• PROVIDED MATERIAL
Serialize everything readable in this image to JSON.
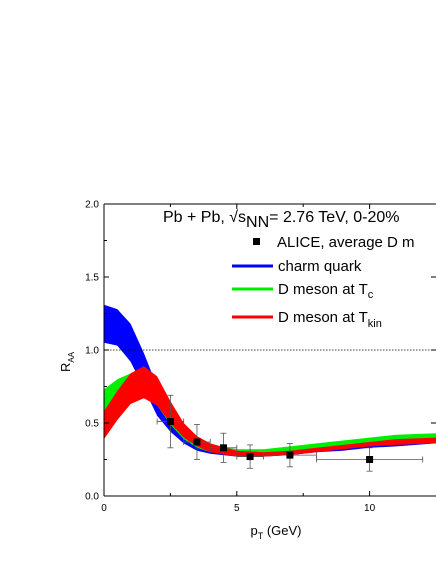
{
  "chart_data": {
    "type": "line",
    "title": "Pb + Pb, √s",
    "title_sub": "NN",
    "title_rest": "= 2.76 TeV, 0-20%",
    "xlabel": "p",
    "xlabel_sub": "T",
    "xlabel_rest": " (GeV)",
    "ylabel": "R",
    "ylabel_sub": "AA",
    "xlim": [
      0,
      12.5
    ],
    "ylim": [
      0,
      2.0
    ],
    "x_ticks": [
      "0",
      "5",
      "10"
    ],
    "y_ticks": [
      "0.0",
      "0.5",
      "1.0",
      "1.5",
      "2.0"
    ],
    "reference_line": 1.0,
    "series": [
      {
        "name": "charm quark",
        "color": "#0000ff",
        "kind": "band",
        "x": [
          0,
          0.5,
          1.0,
          1.5,
          2.0,
          2.5,
          3.0,
          3.5,
          4.0,
          5.0,
          6.0,
          7.0,
          8.0,
          9.0,
          10.0,
          11.0,
          12.5
        ],
        "upper": [
          1.31,
          1.28,
          1.18,
          0.98,
          0.75,
          0.56,
          0.44,
          0.37,
          0.33,
          0.3,
          0.31,
          0.32,
          0.34,
          0.35,
          0.37,
          0.38,
          0.4
        ],
        "lower": [
          1.05,
          1.03,
          0.92,
          0.74,
          0.55,
          0.44,
          0.36,
          0.31,
          0.29,
          0.27,
          0.27,
          0.28,
          0.3,
          0.31,
          0.33,
          0.34,
          0.36
        ]
      },
      {
        "name": "D meson at T",
        "name_sub": "c",
        "color": "#00ee00",
        "kind": "band",
        "x": [
          0,
          0.5,
          1.0,
          1.5,
          2.0,
          2.5,
          3.0,
          3.5,
          4.0,
          5.0,
          6.0,
          7.0,
          8.0,
          9.0,
          10.0,
          11.0,
          12.5
        ],
        "upper": [
          0.73,
          0.8,
          0.84,
          0.83,
          0.74,
          0.59,
          0.47,
          0.4,
          0.35,
          0.32,
          0.32,
          0.34,
          0.36,
          0.38,
          0.4,
          0.42,
          0.43
        ],
        "lower": [
          0.58,
          0.64,
          0.7,
          0.7,
          0.62,
          0.49,
          0.39,
          0.33,
          0.3,
          0.28,
          0.28,
          0.3,
          0.32,
          0.33,
          0.35,
          0.37,
          0.38
        ]
      },
      {
        "name": "D meson at T",
        "name_sub": "kin",
        "color": "#ff0000",
        "kind": "band",
        "x": [
          0,
          0.5,
          1.0,
          1.5,
          2.0,
          2.5,
          3.0,
          3.5,
          4.0,
          5.0,
          6.0,
          7.0,
          8.0,
          9.0,
          10.0,
          11.0,
          12.5
        ],
        "upper": [
          0.58,
          0.72,
          0.84,
          0.89,
          0.82,
          0.65,
          0.5,
          0.41,
          0.36,
          0.31,
          0.3,
          0.31,
          0.33,
          0.35,
          0.37,
          0.39,
          0.4
        ],
        "lower": [
          0.39,
          0.52,
          0.63,
          0.67,
          0.62,
          0.5,
          0.4,
          0.34,
          0.3,
          0.27,
          0.27,
          0.28,
          0.3,
          0.32,
          0.34,
          0.35,
          0.36
        ]
      },
      {
        "name": "ALICE, average D m",
        "color": "#000000",
        "kind": "points",
        "points": [
          {
            "x": 2.5,
            "y": 0.51,
            "xerr": 0.5,
            "yerr": 0.18
          },
          {
            "x": 3.5,
            "y": 0.37,
            "xerr": 0.5,
            "yerr": 0.12
          },
          {
            "x": 4.5,
            "y": 0.33,
            "xerr": 0.5,
            "yerr": 0.1
          },
          {
            "x": 5.5,
            "y": 0.27,
            "xerr": 0.5,
            "yerr": 0.08
          },
          {
            "x": 7.0,
            "y": 0.28,
            "xerr": 1.0,
            "yerr": 0.08
          },
          {
            "x": 10.0,
            "y": 0.25,
            "xerr": 2.0,
            "yerr": 0.08
          }
        ]
      }
    ]
  }
}
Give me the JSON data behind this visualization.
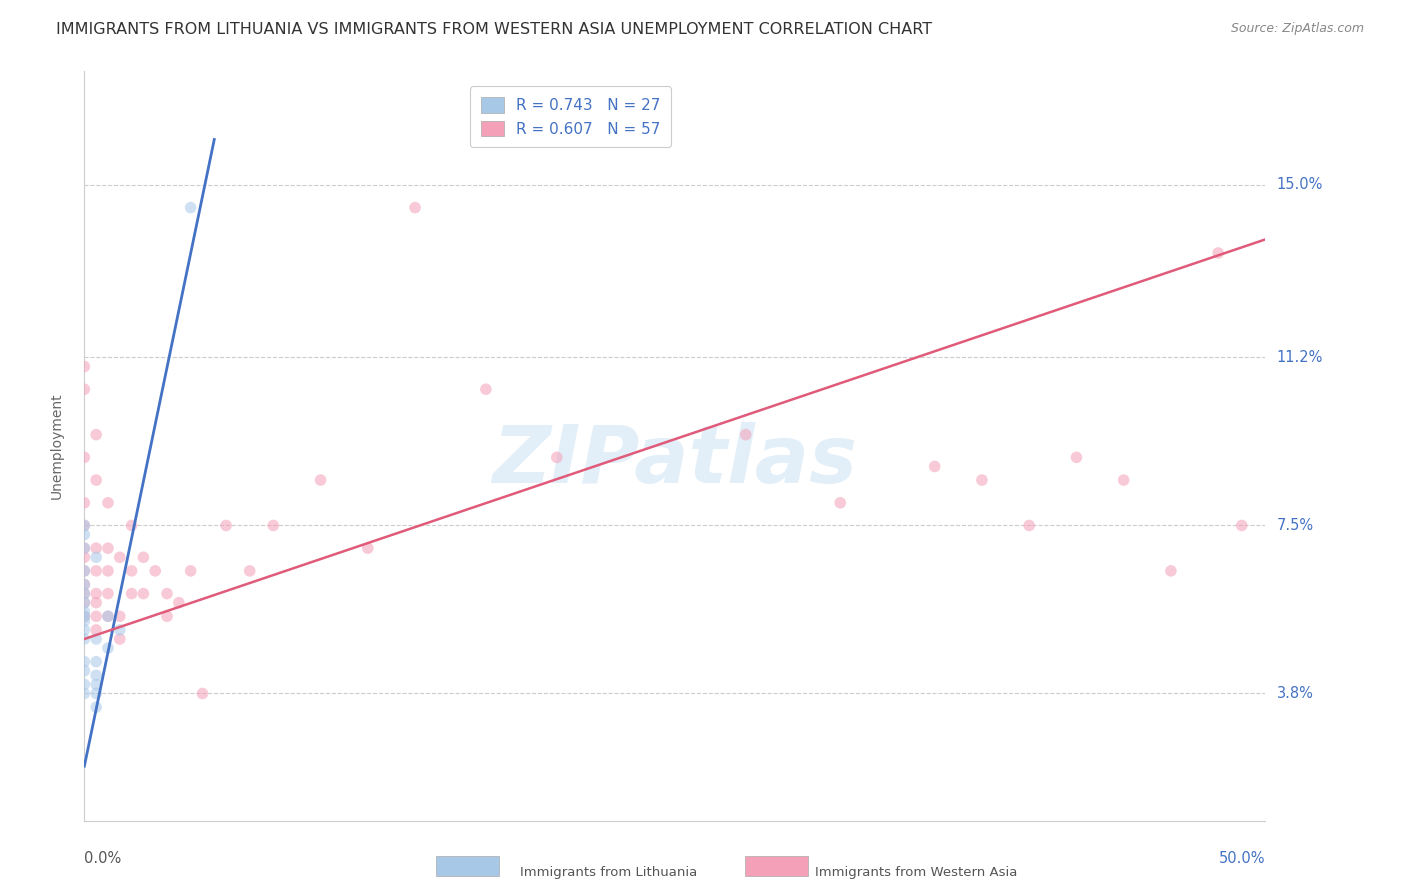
{
  "title": "IMMIGRANTS FROM LITHUANIA VS IMMIGRANTS FROM WESTERN ASIA UNEMPLOYMENT CORRELATION CHART",
  "source": "Source: ZipAtlas.com",
  "xlabel_bottom_left": "0.0%",
  "xlabel_bottom_right": "50.0%",
  "ylabel": "Unemployment",
  "ytick_labels": [
    "3.8%",
    "7.5%",
    "11.2%",
    "15.0%"
  ],
  "ytick_values": [
    3.8,
    7.5,
    11.2,
    15.0
  ],
  "xlim": [
    0.0,
    50.0
  ],
  "ylim": [
    1.0,
    17.5
  ],
  "legend_entry_blue": "R = 0.743   N = 27",
  "legend_entry_pink": "R = 0.607   N = 57",
  "legend_label_left": "Immigrants from Lithuania",
  "legend_label_right": "Immigrants from Western Asia",
  "watermark": "ZIPatlas",
  "blue_scatter_x": [
    0.0,
    0.0,
    0.0,
    0.0,
    0.0,
    0.0,
    0.0,
    0.0,
    0.0,
    0.0,
    0.0,
    0.0,
    0.0,
    0.0,
    0.0,
    0.0,
    0.5,
    0.5,
    0.5,
    0.5,
    0.5,
    0.5,
    0.5,
    1.0,
    1.0,
    1.5,
    4.5
  ],
  "blue_scatter_y": [
    5.0,
    5.2,
    5.4,
    5.5,
    5.6,
    5.8,
    6.0,
    6.2,
    6.5,
    4.5,
    4.3,
    4.0,
    3.8,
    7.0,
    7.3,
    7.5,
    5.0,
    4.5,
    4.2,
    4.0,
    3.8,
    3.5,
    6.8,
    5.5,
    4.8,
    5.2,
    14.5
  ],
  "pink_scatter_x": [
    0.0,
    0.0,
    0.0,
    0.0,
    0.0,
    0.0,
    0.0,
    0.0,
    0.0,
    0.0,
    0.0,
    0.0,
    0.5,
    0.5,
    0.5,
    0.5,
    0.5,
    0.5,
    0.5,
    0.5,
    1.0,
    1.0,
    1.0,
    1.0,
    1.0,
    1.5,
    1.5,
    1.5,
    2.0,
    2.0,
    2.0,
    2.5,
    2.5,
    3.0,
    3.5,
    3.5,
    4.0,
    4.5,
    5.0,
    6.0,
    7.0,
    8.0,
    10.0,
    12.0,
    14.0,
    17.0,
    20.0,
    28.0,
    32.0,
    36.0,
    38.0,
    40.0,
    42.0,
    44.0,
    46.0,
    48.0,
    49.0
  ],
  "pink_scatter_y": [
    5.5,
    5.8,
    6.0,
    6.2,
    6.5,
    6.8,
    7.0,
    7.5,
    8.0,
    9.0,
    10.5,
    11.0,
    5.2,
    5.5,
    5.8,
    6.0,
    6.5,
    7.0,
    8.5,
    9.5,
    5.5,
    6.0,
    6.5,
    7.0,
    8.0,
    5.0,
    5.5,
    6.8,
    6.0,
    6.5,
    7.5,
    6.0,
    6.8,
    6.5,
    5.5,
    6.0,
    5.8,
    6.5,
    3.8,
    7.5,
    6.5,
    7.5,
    8.5,
    7.0,
    14.5,
    10.5,
    9.0,
    9.5,
    8.0,
    8.8,
    8.5,
    7.5,
    9.0,
    8.5,
    6.5,
    13.5,
    7.5
  ],
  "blue_line_x_start": 0.0,
  "blue_line_x_end": 5.5,
  "blue_line_y_start": 2.2,
  "blue_line_y_end": 16.0,
  "pink_line_x_start": 0.0,
  "pink_line_x_end": 50.0,
  "pink_line_y_start": 5.0,
  "pink_line_y_end": 13.8,
  "scatter_size": 70,
  "scatter_alpha": 0.55,
  "line_color_blue": "#4472c4",
  "line_color_pink": "#e05a7a",
  "scatter_color_blue": "#a8c8e8",
  "scatter_color_pink": "#f4a0b8",
  "grid_color": "#cccccc",
  "background_color": "#ffffff",
  "title_fontsize": 11.5,
  "source_fontsize": 9,
  "axis_label_fontsize": 10,
  "tick_label_fontsize": 10.5,
  "legend_fontsize": 11,
  "watermark_color": "#d0e4f4",
  "watermark_alpha": 0.6,
  "ytick_color": "#4472c4",
  "xtick_color": "#555555"
}
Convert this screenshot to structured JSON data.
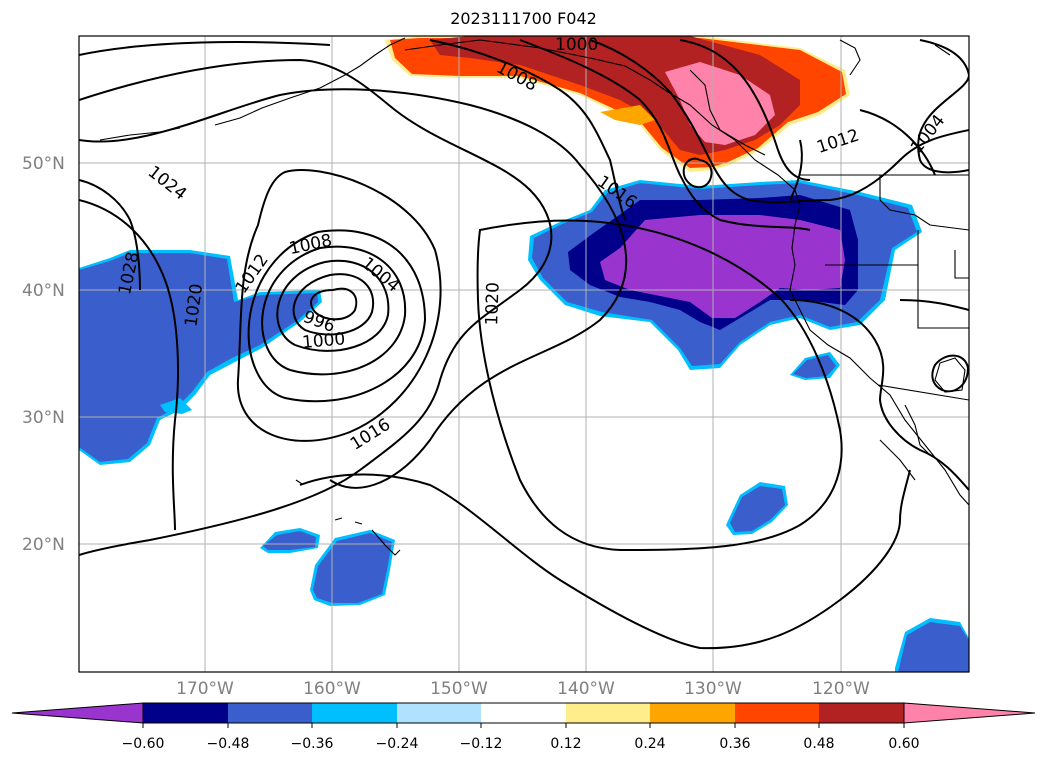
{
  "title": "2023111700 F042",
  "map": {
    "lat_labels": [
      "50°N",
      "40°N",
      "30°N",
      "20°N"
    ],
    "lon_labels": [
      "170°W",
      "160°W",
      "150°W",
      "140°W",
      "130°W",
      "120°W"
    ]
  },
  "contour_labels": [
    "1000",
    "1008",
    "1004",
    "1012",
    "1024",
    "1028",
    "1020",
    "1012",
    "1008",
    "1004",
    "996",
    "1000",
    "1020",
    "1016",
    "1016"
  ],
  "colorbar": {
    "tick_labels": [
      "−0.60",
      "−0.48",
      "−0.36",
      "−0.24",
      "−0.12",
      "0.12",
      "0.24",
      "0.36",
      "0.48",
      "0.60"
    ],
    "colors": [
      "#9a34cf",
      "#00008b",
      "#3a5fcd",
      "#00bfff",
      "#b0e2ff",
      "#ffffff",
      "#ffec8b",
      "#ffa500",
      "#ff4500",
      "#b22222",
      "#ff82ab",
      "#ff82ab"
    ]
  }
}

• DO THIS
Output verbatim the lines beginning at the line with "Convert this screenshot" and ending at the last line of the material above, inclusive. Do not carry over any pictures.

• SOLVED EXERCISE
Convert this screenshot to structured JSON data.
{
  "title": "2023111700 F042",
  "map": {
    "lat_labels": [
      "50°N",
      "40°N",
      "30°N",
      "20°N"
    ],
    "lon_labels": [
      "170°W",
      "160°W",
      "150°W",
      "140°W",
      "130°W",
      "120°W"
    ]
  },
  "contour_labels": [
    "1000",
    "1008",
    "1004",
    "1012",
    "1024",
    "1028",
    "1020",
    "1012",
    "1008",
    "1004",
    "996",
    "1000",
    "1020",
    "1016",
    "1016"
  ],
  "colorbar": {
    "tick_labels": [
      "−0.60",
      "−0.48",
      "−0.36",
      "−0.24",
      "−0.12",
      "0.12",
      "0.24",
      "0.36",
      "0.48",
      "0.60"
    ],
    "colors": [
      "#9a34cf",
      "#00008b",
      "#3a5fcd",
      "#00bfff",
      "#b0e2ff",
      "#ffffff",
      "#ffec8b",
      "#ffa500",
      "#ff4500",
      "#b22222",
      "#ff82ab",
      "#ff82ab"
    ]
  }
}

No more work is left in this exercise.